> OBJECTIVE
Select every line holding the word "color" and copy it.
____ DATA ROWS
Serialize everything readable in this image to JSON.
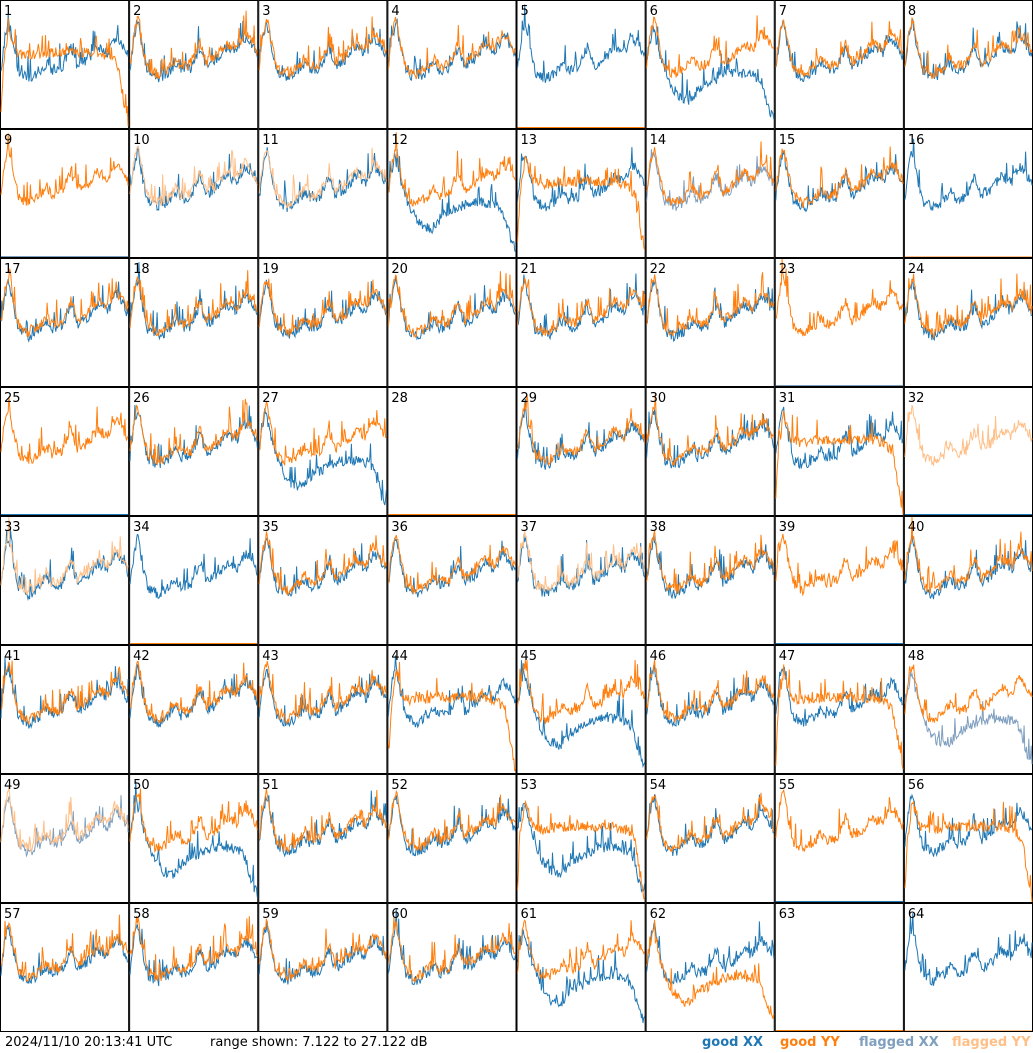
{
  "footer": {
    "timestamp": "2024/11/10 20:13:41 UTC",
    "range_text": "range shown: 7.122 to 27.122 dB"
  },
  "chart_data": {
    "type": "line",
    "title": "",
    "panel_count": 64,
    "grid_columns": 8,
    "grid_rows": 8,
    "panel_labels": [
      "1",
      "2",
      "3",
      "4",
      "5",
      "6",
      "7",
      "8",
      "9",
      "10",
      "11",
      "12",
      "13",
      "14",
      "15",
      "16",
      "17",
      "18",
      "19",
      "20",
      "21",
      "22",
      "23",
      "24",
      "25",
      "26",
      "27",
      "28",
      "29",
      "30",
      "31",
      "32",
      "33",
      "34",
      "35",
      "36",
      "37",
      "38",
      "39",
      "40",
      "41",
      "42",
      "43",
      "44",
      "45",
      "46",
      "47",
      "48",
      "49",
      "50",
      "51",
      "52",
      "53",
      "54",
      "55",
      "56",
      "57",
      "58",
      "59",
      "60",
      "61",
      "62",
      "63",
      "64"
    ],
    "y_range_db": [
      7.122,
      27.122
    ],
    "x_range": [
      0,
      1
    ],
    "series": [
      {
        "name": "good XX",
        "color": "#1f77b4"
      },
      {
        "name": "good YY",
        "color": "#ff7f0e"
      },
      {
        "name": "flagged XX",
        "color": "#7f9fbf"
      },
      {
        "name": "flagged YY",
        "color": "#ffbf87"
      }
    ],
    "profiles": {
      "normal": [
        [
          0.0,
          17
        ],
        [
          0.03,
          22
        ],
        [
          0.06,
          24.5
        ],
        [
          0.1,
          20
        ],
        [
          0.14,
          16.5
        ],
        [
          0.22,
          15.5
        ],
        [
          0.3,
          16.5
        ],
        [
          0.36,
          18
        ],
        [
          0.4,
          16.8
        ],
        [
          0.48,
          17.2
        ],
        [
          0.55,
          20.5
        ],
        [
          0.6,
          17.5
        ],
        [
          0.68,
          18.5
        ],
        [
          0.76,
          20.5
        ],
        [
          0.84,
          19.5
        ],
        [
          0.9,
          22
        ],
        [
          0.95,
          21
        ],
        [
          1.0,
          19
        ]
      ],
      "dip": [
        [
          0.0,
          18
        ],
        [
          0.05,
          23
        ],
        [
          0.1,
          19
        ],
        [
          0.18,
          14
        ],
        [
          0.26,
          12
        ],
        [
          0.34,
          11.5
        ],
        [
          0.42,
          13.5
        ],
        [
          0.52,
          14.5
        ],
        [
          0.62,
          15.5
        ],
        [
          0.72,
          15.8
        ],
        [
          0.82,
          15.5
        ],
        [
          0.88,
          15
        ],
        [
          0.92,
          13
        ],
        [
          0.96,
          10
        ],
        [
          1.0,
          8.5
        ]
      ],
      "plateau": [
        [
          0.0,
          9
        ],
        [
          0.02,
          17
        ],
        [
          0.06,
          23
        ],
        [
          0.12,
          19
        ],
        [
          0.2,
          18.5
        ],
        [
          0.35,
          19
        ],
        [
          0.55,
          19
        ],
        [
          0.75,
          19
        ],
        [
          0.86,
          18.5
        ],
        [
          0.92,
          17
        ],
        [
          0.96,
          12
        ],
        [
          1.0,
          7.5
        ]
      ],
      "fullflag": [
        [
          0.0,
          7.2
        ],
        [
          1.0,
          7.2
        ]
      ]
    },
    "panels": [
      {
        "xx": {
          "profile": "normal",
          "flagged": false
        },
        "yy": {
          "profile": "plateau",
          "flagged": false
        }
      },
      {
        "xx": {
          "profile": "normal",
          "flagged": false
        },
        "yy": {
          "profile": "normal",
          "flagged": false
        }
      },
      {
        "xx": {
          "profile": "normal",
          "flagged": false
        },
        "yy": {
          "profile": "normal",
          "flagged": false
        }
      },
      {
        "xx": {
          "profile": "normal",
          "flagged": false
        },
        "yy": {
          "profile": "normal",
          "flagged": false
        }
      },
      {
        "xx": {
          "profile": "normal",
          "flagged": false
        },
        "yy": {
          "profile": "fullflag",
          "flagged": false
        }
      },
      {
        "xx": {
          "profile": "dip",
          "flagged": false
        },
        "yy": {
          "profile": "normal",
          "flagged": false
        }
      },
      {
        "xx": {
          "profile": "normal",
          "flagged": false
        },
        "yy": {
          "profile": "normal",
          "flagged": false
        }
      },
      {
        "xx": {
          "profile": "normal",
          "flagged": false
        },
        "yy": {
          "profile": "normal",
          "flagged": false
        }
      },
      {
        "xx": {
          "profile": "fullflag",
          "flagged": true
        },
        "yy": {
          "profile": "normal",
          "flagged": false
        }
      },
      {
        "xx": {
          "profile": "normal",
          "flagged": false
        },
        "yy": {
          "profile": "normal",
          "flagged": true
        }
      },
      {
        "xx": {
          "profile": "normal",
          "flagged": false
        },
        "yy": {
          "profile": "normal",
          "flagged": true
        }
      },
      {
        "xx": {
          "profile": "dip",
          "flagged": false
        },
        "yy": {
          "profile": "normal",
          "flagged": false
        }
      },
      {
        "xx": {
          "profile": "normal",
          "flagged": false
        },
        "yy": {
          "profile": "plateau",
          "flagged": false
        }
      },
      {
        "xx": {
          "profile": "normal",
          "flagged": true
        },
        "yy": {
          "profile": "normal",
          "flagged": false
        }
      },
      {
        "xx": {
          "profile": "normal",
          "flagged": false
        },
        "yy": {
          "profile": "normal",
          "flagged": false
        }
      },
      {
        "xx": {
          "profile": "normal",
          "flagged": false
        },
        "yy": {
          "profile": "fullflag",
          "flagged": true
        }
      },
      {
        "xx": {
          "profile": "normal",
          "flagged": false
        },
        "yy": {
          "profile": "normal",
          "flagged": false
        }
      },
      {
        "xx": {
          "profile": "normal",
          "flagged": false
        },
        "yy": {
          "profile": "normal",
          "flagged": false
        }
      },
      {
        "xx": {
          "profile": "normal",
          "flagged": false
        },
        "yy": {
          "profile": "normal",
          "flagged": false
        }
      },
      {
        "xx": {
          "profile": "normal",
          "flagged": false
        },
        "yy": {
          "profile": "normal",
          "flagged": false
        }
      },
      {
        "xx": {
          "profile": "normal",
          "flagged": false
        },
        "yy": {
          "profile": "normal",
          "flagged": false
        }
      },
      {
        "xx": {
          "profile": "normal",
          "flagged": false
        },
        "yy": {
          "profile": "normal",
          "flagged": false
        }
      },
      {
        "xx": {
          "profile": "fullflag",
          "flagged": true
        },
        "yy": {
          "profile": "normal",
          "flagged": false
        }
      },
      {
        "xx": {
          "profile": "normal",
          "flagged": false
        },
        "yy": {
          "profile": "normal",
          "flagged": false
        }
      },
      {
        "xx": {
          "profile": "fullflag",
          "flagged": false
        },
        "yy": {
          "profile": "normal",
          "flagged": false
        }
      },
      {
        "xx": {
          "profile": "normal",
          "flagged": false
        },
        "yy": {
          "profile": "normal",
          "flagged": false
        }
      },
      {
        "xx": {
          "profile": "dip",
          "flagged": false
        },
        "yy": {
          "profile": "normal",
          "flagged": false
        }
      },
      {
        "xx": {
          "profile": "fullflag",
          "flagged": false
        },
        "yy": {
          "profile": "fullflag",
          "flagged": false
        }
      },
      {
        "xx": {
          "profile": "normal",
          "flagged": false
        },
        "yy": {
          "profile": "normal",
          "flagged": false
        }
      },
      {
        "xx": {
          "profile": "normal",
          "flagged": false
        },
        "yy": {
          "profile": "normal",
          "flagged": false
        }
      },
      {
        "xx": {
          "profile": "normal",
          "flagged": false
        },
        "yy": {
          "profile": "plateau",
          "flagged": false
        }
      },
      {
        "xx": {
          "profile": "fullflag",
          "flagged": false
        },
        "yy": {
          "profile": "normal",
          "flagged": true
        }
      },
      {
        "xx": {
          "profile": "normal",
          "flagged": false
        },
        "yy": {
          "profile": "normal",
          "flagged": true
        }
      },
      {
        "xx": {
          "profile": "normal",
          "flagged": false
        },
        "yy": {
          "profile": "fullflag",
          "flagged": false
        }
      },
      {
        "xx": {
          "profile": "normal",
          "flagged": false
        },
        "yy": {
          "profile": "normal",
          "flagged": false
        }
      },
      {
        "xx": {
          "profile": "normal",
          "flagged": false
        },
        "yy": {
          "profile": "normal",
          "flagged": false
        }
      },
      {
        "xx": {
          "profile": "normal",
          "flagged": false
        },
        "yy": {
          "profile": "normal",
          "flagged": true
        }
      },
      {
        "xx": {
          "profile": "normal",
          "flagged": false
        },
        "yy": {
          "profile": "normal",
          "flagged": false
        }
      },
      {
        "xx": {
          "profile": "fullflag",
          "flagged": false
        },
        "yy": {
          "profile": "normal",
          "flagged": false
        }
      },
      {
        "xx": {
          "profile": "normal",
          "flagged": false
        },
        "yy": {
          "profile": "normal",
          "flagged": false
        }
      },
      {
        "xx": {
          "profile": "normal",
          "flagged": false
        },
        "yy": {
          "profile": "normal",
          "flagged": false
        }
      },
      {
        "xx": {
          "profile": "normal",
          "flagged": false
        },
        "yy": {
          "profile": "normal",
          "flagged": false
        }
      },
      {
        "xx": {
          "profile": "normal",
          "flagged": false
        },
        "yy": {
          "profile": "normal",
          "flagged": false
        }
      },
      {
        "xx": {
          "profile": "normal",
          "flagged": false
        },
        "yy": {
          "profile": "plateau",
          "flagged": false
        }
      },
      {
        "xx": {
          "profile": "dip",
          "flagged": false
        },
        "yy": {
          "profile": "normal",
          "flagged": false
        }
      },
      {
        "xx": {
          "profile": "normal",
          "flagged": false
        },
        "yy": {
          "profile": "normal",
          "flagged": false
        }
      },
      {
        "xx": {
          "profile": "normal",
          "flagged": false
        },
        "yy": {
          "profile": "plateau",
          "flagged": false
        }
      },
      {
        "xx": {
          "profile": "dip",
          "flagged": true
        },
        "yy": {
          "profile": "normal",
          "flagged": false
        }
      },
      {
        "xx": {
          "profile": "normal",
          "flagged": true
        },
        "yy": {
          "profile": "normal",
          "flagged": true
        }
      },
      {
        "xx": {
          "profile": "dip",
          "flagged": false
        },
        "yy": {
          "profile": "normal",
          "flagged": false
        }
      },
      {
        "xx": {
          "profile": "normal",
          "flagged": false
        },
        "yy": {
          "profile": "normal",
          "flagged": false
        }
      },
      {
        "xx": {
          "profile": "normal",
          "flagged": false
        },
        "yy": {
          "profile": "normal",
          "flagged": false
        }
      },
      {
        "xx": {
          "profile": "dip",
          "flagged": false
        },
        "yy": {
          "profile": "plateau",
          "flagged": false
        }
      },
      {
        "xx": {
          "profile": "normal",
          "flagged": false
        },
        "yy": {
          "profile": "normal",
          "flagged": false
        }
      },
      {
        "xx": {
          "profile": "fullflag",
          "flagged": false
        },
        "yy": {
          "profile": "normal",
          "flagged": false
        }
      },
      {
        "xx": {
          "profile": "normal",
          "flagged": false
        },
        "yy": {
          "profile": "plateau",
          "flagged": false
        }
      },
      {
        "xx": {
          "profile": "normal",
          "flagged": false
        },
        "yy": {
          "profile": "normal",
          "flagged": false
        }
      },
      {
        "xx": {
          "profile": "normal",
          "flagged": false
        },
        "yy": {
          "profile": "normal",
          "flagged": false
        }
      },
      {
        "xx": {
          "profile": "normal",
          "flagged": false
        },
        "yy": {
          "profile": "normal",
          "flagged": false
        }
      },
      {
        "xx": {
          "profile": "normal",
          "flagged": false
        },
        "yy": {
          "profile": "normal",
          "flagged": false
        }
      },
      {
        "xx": {
          "profile": "dip",
          "flagged": false
        },
        "yy": {
          "profile": "normal",
          "flagged": false
        }
      },
      {
        "xx": {
          "profile": "normal",
          "flagged": false
        },
        "yy": {
          "profile": "dip",
          "flagged": false
        }
      },
      {
        "xx": {
          "profile": "fullflag",
          "flagged": false
        },
        "yy": {
          "profile": "fullflag",
          "flagged": false
        }
      },
      {
        "xx": {
          "profile": "normal",
          "flagged": false
        },
        "yy": {
          "profile": "fullflag",
          "flagged": true
        }
      }
    ]
  }
}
________
> OUTPUT OF THE TASK
        "color": "#1f77b4"
        "color": "#ff7f0e"
        "color": "#7f9fbf"
        "color": "#ffbf87"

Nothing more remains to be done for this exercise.